## Saved entries:
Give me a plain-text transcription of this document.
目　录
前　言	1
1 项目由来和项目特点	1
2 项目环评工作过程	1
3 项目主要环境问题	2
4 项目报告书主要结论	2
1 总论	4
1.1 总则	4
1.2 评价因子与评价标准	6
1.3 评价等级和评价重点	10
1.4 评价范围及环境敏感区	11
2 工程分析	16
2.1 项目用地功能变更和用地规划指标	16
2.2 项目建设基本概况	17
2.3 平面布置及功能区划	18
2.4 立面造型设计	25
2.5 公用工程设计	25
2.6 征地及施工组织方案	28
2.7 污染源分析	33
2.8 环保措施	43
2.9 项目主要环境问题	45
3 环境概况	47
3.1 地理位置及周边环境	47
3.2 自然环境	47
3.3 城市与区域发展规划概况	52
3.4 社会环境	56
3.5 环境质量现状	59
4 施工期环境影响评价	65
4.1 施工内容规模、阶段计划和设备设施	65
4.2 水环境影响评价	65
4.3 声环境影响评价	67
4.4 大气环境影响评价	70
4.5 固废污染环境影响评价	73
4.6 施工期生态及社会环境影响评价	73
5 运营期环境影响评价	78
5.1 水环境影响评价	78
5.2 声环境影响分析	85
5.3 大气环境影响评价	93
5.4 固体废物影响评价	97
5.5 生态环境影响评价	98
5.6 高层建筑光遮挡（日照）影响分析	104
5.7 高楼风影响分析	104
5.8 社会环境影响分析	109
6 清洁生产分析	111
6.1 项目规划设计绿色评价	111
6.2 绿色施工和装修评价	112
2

## Given problem:
Output each record exactly, leaving nothing out.

## Problem solution:
Give me a plain-text transcription of this document.
目　录
前　言	1
1 项目由来和项目特点	1
2 项目环评工作过程	1
3 项目主要环境问题	2
4 项目报告书主要结论	2
1 总论	4
1.1 总则	4
1.2 评价因子与评价标准	6
1.3 评价等级和评价重点	10
1.4 评价范围及环境敏感区	11
2 工程分析	16
2.1 项目用地功能变更和用地规划指标	16
2.2 项目建设基本概况	17
2.3 平面布置及功能区划	18
2.4 立面造型设计	25
2.5 公用工程设计	25
2.6 征地及施工组织方案	28
2.7 污染源分析	33
2.8 环保措施	43
2.9 项目主要环境问题	45
3 环境概况	47
3.1 地理位置及周边环境	47
3.2 自然环境	47
3.3 城市与区域发展规划概况	52
3.4 社会环境	56
3.5 环境质量现状	59
4 施工期环境影响评价	65
4.1 施工内容规模、阶段计划和设备设施	65
4.2 水环境影响评价	65
4.3 声环境影响评价	67
4.4 大气环境影响评价	70
4.5 固废污染环境影响评价	73
4.6 施工期生态及社会环境影响评价	73
5 运营期环境影响评价	78
5.1 水环境影响评价	78
5.2 声环境影响分析	85
5.3 大气环境影响评价	93
5.4 固体废物影响评价	97
5.5 生态环境影响评价	98
5.6 高层建筑光遮挡（日照）影响分析	104
5.7 高楼风影响分析	104
5.8 社会环境影响分析	109
6 清洁生产分析	111
6.1 项目规划设计绿色评价	111
6.2 绿色施工和装修评价	112
2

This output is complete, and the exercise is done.